EXERCISE MATERIAL:
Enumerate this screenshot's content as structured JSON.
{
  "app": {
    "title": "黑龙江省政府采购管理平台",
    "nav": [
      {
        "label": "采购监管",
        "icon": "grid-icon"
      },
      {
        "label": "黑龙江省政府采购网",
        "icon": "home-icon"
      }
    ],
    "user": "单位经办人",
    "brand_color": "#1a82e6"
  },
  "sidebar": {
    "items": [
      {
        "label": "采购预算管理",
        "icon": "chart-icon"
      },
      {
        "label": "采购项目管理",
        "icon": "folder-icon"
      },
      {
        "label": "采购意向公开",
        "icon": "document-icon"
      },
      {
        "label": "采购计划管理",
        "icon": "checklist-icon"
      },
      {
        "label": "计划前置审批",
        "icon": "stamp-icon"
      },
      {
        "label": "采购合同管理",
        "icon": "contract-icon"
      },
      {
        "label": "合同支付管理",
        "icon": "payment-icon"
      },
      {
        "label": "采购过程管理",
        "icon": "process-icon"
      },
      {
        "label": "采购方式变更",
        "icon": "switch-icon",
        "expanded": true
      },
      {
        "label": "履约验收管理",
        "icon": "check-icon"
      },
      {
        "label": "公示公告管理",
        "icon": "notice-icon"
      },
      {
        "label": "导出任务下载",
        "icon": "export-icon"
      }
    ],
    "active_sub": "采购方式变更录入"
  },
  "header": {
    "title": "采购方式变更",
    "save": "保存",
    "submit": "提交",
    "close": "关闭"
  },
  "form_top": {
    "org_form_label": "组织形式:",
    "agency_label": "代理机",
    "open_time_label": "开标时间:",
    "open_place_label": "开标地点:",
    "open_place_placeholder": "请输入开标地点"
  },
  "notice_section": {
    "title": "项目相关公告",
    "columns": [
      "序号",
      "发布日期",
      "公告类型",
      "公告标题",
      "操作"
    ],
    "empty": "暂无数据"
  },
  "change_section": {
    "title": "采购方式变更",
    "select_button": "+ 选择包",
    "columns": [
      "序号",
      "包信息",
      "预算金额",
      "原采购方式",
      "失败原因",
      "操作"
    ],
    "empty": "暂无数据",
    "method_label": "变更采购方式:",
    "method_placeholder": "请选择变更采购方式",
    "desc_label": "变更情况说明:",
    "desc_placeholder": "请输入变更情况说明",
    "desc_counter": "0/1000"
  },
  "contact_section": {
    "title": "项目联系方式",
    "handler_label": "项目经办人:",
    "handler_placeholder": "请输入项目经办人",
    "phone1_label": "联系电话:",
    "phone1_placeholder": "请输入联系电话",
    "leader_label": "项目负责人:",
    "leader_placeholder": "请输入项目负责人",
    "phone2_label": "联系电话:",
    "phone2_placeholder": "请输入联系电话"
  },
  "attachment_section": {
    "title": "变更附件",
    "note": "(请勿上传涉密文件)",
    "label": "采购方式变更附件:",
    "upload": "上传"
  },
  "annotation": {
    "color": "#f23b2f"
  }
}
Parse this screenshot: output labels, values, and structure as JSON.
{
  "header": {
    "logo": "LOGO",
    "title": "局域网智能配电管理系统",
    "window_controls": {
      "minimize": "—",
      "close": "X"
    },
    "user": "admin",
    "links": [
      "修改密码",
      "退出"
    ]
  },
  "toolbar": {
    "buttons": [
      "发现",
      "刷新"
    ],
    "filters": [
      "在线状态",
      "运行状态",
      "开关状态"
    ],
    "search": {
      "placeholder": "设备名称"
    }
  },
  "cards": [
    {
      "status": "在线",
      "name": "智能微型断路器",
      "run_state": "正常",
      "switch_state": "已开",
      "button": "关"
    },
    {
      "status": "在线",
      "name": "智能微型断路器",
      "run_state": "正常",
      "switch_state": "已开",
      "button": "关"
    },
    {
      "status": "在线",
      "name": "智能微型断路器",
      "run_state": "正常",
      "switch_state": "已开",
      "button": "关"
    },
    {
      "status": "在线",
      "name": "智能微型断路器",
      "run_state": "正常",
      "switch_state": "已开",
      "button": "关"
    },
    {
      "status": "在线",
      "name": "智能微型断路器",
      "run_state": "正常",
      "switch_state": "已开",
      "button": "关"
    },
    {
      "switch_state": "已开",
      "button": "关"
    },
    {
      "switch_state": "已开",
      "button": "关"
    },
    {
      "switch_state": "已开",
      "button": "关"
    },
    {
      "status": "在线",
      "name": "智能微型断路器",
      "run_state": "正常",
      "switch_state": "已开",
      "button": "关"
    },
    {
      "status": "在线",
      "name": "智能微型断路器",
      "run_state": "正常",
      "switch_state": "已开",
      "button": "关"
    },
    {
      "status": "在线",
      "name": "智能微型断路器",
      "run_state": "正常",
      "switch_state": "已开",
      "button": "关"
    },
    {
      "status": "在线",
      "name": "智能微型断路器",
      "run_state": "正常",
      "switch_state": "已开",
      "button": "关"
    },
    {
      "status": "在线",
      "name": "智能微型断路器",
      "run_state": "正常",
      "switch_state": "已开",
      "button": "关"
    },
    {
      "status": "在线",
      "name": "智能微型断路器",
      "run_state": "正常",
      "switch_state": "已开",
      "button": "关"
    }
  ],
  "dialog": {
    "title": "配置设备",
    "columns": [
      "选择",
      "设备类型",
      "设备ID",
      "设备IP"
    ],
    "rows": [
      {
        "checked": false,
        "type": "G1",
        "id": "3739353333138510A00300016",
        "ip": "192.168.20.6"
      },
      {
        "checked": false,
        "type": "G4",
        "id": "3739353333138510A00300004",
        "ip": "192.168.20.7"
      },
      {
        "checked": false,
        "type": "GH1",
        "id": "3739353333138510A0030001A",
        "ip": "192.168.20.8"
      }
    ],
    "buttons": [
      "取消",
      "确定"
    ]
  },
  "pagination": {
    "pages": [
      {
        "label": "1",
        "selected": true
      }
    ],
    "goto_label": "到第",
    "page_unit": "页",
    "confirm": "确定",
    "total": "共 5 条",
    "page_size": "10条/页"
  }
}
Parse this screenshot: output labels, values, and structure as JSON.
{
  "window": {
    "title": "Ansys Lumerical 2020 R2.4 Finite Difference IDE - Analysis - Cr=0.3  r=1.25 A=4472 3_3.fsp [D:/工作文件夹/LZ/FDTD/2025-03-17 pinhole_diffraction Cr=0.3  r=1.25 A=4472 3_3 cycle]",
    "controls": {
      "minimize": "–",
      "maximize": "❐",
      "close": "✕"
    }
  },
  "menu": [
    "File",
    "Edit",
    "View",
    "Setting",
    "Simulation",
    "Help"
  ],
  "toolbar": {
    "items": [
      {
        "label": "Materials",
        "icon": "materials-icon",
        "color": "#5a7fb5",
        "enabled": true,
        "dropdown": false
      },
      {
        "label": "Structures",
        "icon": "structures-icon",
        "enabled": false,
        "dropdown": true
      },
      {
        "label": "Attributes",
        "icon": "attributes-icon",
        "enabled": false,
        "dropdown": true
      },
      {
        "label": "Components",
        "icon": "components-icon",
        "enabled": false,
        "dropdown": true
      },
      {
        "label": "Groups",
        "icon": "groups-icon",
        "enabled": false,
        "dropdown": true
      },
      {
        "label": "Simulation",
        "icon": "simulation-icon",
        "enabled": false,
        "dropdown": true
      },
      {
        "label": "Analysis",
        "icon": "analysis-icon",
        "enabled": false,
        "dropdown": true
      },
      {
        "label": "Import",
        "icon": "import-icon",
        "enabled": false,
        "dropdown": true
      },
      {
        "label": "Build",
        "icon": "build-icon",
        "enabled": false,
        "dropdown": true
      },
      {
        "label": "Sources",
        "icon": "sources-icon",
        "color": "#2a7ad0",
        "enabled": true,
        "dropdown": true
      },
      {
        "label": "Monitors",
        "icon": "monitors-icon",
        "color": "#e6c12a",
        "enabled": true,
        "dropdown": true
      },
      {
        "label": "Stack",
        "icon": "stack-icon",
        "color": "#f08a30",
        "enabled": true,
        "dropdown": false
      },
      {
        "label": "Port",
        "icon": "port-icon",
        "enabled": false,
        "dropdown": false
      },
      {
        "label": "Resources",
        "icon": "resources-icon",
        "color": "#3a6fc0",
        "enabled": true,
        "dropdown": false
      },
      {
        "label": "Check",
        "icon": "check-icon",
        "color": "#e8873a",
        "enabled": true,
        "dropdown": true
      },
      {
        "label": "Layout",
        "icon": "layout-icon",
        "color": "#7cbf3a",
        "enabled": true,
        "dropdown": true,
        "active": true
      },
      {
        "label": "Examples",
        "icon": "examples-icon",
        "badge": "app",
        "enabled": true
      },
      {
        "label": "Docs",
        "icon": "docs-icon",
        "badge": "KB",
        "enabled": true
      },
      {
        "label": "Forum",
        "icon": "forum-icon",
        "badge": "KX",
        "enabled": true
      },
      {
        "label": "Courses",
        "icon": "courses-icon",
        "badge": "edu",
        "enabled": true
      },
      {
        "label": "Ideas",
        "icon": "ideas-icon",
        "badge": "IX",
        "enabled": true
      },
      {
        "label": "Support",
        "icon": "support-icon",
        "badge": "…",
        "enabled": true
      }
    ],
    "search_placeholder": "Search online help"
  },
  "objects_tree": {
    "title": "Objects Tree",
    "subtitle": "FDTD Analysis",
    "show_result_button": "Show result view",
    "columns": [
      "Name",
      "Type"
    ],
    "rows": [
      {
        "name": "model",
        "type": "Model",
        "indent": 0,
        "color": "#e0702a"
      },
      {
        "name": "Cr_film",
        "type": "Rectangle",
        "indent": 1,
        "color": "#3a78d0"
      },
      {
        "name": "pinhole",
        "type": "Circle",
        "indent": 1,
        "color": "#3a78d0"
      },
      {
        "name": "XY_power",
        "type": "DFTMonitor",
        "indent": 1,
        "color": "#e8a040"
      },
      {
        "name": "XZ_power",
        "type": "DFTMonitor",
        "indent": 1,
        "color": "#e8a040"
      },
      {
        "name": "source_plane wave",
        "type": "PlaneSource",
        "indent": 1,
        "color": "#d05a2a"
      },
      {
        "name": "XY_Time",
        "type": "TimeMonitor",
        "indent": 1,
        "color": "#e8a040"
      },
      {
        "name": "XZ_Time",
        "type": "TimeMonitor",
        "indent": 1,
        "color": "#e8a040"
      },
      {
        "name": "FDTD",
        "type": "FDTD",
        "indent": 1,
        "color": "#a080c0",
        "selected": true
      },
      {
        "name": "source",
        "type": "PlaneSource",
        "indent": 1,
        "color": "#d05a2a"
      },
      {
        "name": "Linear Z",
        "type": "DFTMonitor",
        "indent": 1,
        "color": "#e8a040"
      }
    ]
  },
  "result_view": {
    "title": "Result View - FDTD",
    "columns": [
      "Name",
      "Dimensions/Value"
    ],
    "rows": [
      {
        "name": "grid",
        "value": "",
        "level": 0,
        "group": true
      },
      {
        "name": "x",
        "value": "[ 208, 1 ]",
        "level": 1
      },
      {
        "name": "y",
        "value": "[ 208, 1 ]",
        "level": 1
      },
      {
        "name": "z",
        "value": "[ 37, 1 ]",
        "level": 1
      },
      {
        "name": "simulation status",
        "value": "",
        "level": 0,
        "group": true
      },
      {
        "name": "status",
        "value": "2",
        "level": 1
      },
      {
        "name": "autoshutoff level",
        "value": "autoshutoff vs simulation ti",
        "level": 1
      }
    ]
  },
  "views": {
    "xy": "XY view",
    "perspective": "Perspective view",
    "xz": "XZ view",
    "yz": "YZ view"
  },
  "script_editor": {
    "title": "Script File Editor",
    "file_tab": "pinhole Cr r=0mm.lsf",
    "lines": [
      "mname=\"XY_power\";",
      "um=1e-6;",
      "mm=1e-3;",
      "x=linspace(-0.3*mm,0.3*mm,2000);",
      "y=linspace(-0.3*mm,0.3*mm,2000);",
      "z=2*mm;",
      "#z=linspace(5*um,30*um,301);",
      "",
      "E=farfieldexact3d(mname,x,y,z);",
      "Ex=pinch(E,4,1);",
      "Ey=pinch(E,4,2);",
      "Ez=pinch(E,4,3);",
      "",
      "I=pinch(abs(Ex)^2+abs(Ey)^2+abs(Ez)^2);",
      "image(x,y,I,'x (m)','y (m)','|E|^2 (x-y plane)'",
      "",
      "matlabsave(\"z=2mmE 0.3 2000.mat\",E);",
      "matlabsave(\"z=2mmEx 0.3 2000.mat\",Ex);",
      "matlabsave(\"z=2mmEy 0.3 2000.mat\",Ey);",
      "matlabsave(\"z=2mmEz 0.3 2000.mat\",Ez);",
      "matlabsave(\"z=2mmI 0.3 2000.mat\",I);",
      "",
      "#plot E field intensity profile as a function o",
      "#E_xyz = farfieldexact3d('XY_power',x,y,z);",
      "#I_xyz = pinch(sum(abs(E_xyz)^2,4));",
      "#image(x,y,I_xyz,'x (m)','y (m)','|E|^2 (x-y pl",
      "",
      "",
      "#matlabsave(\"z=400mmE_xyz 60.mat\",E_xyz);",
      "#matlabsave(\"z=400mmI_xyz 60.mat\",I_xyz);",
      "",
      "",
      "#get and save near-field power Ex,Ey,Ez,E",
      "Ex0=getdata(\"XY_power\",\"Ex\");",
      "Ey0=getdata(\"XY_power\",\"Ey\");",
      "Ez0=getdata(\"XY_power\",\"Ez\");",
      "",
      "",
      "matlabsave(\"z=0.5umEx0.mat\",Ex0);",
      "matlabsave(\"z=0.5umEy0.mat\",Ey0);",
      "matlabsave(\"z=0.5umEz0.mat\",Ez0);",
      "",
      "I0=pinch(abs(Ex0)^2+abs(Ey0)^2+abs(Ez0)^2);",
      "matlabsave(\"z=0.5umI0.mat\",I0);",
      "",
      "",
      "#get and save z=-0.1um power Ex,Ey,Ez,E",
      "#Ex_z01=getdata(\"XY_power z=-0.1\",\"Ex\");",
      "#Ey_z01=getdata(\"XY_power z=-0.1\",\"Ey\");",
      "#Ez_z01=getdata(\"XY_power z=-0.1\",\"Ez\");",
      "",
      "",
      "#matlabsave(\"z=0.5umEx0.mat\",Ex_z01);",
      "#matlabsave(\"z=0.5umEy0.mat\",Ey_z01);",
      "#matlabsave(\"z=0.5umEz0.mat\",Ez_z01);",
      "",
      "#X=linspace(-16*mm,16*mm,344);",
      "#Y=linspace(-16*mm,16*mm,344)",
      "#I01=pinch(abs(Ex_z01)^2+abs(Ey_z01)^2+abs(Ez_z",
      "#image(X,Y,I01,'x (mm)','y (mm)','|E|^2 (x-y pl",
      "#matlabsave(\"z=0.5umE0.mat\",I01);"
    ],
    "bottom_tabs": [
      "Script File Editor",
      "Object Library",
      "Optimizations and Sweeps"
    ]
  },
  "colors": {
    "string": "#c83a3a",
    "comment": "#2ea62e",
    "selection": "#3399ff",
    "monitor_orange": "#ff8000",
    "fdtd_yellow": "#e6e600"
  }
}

GIVEN EXERCISE: Scan the lines above for "badge", then copy every one that has it.

RESULT OF THE TASK:
        "badge": "app",
        "badge": "KB",
        "badge": "KX",
        "badge": "edu",
        "badge": "IX",
        "badge": "…",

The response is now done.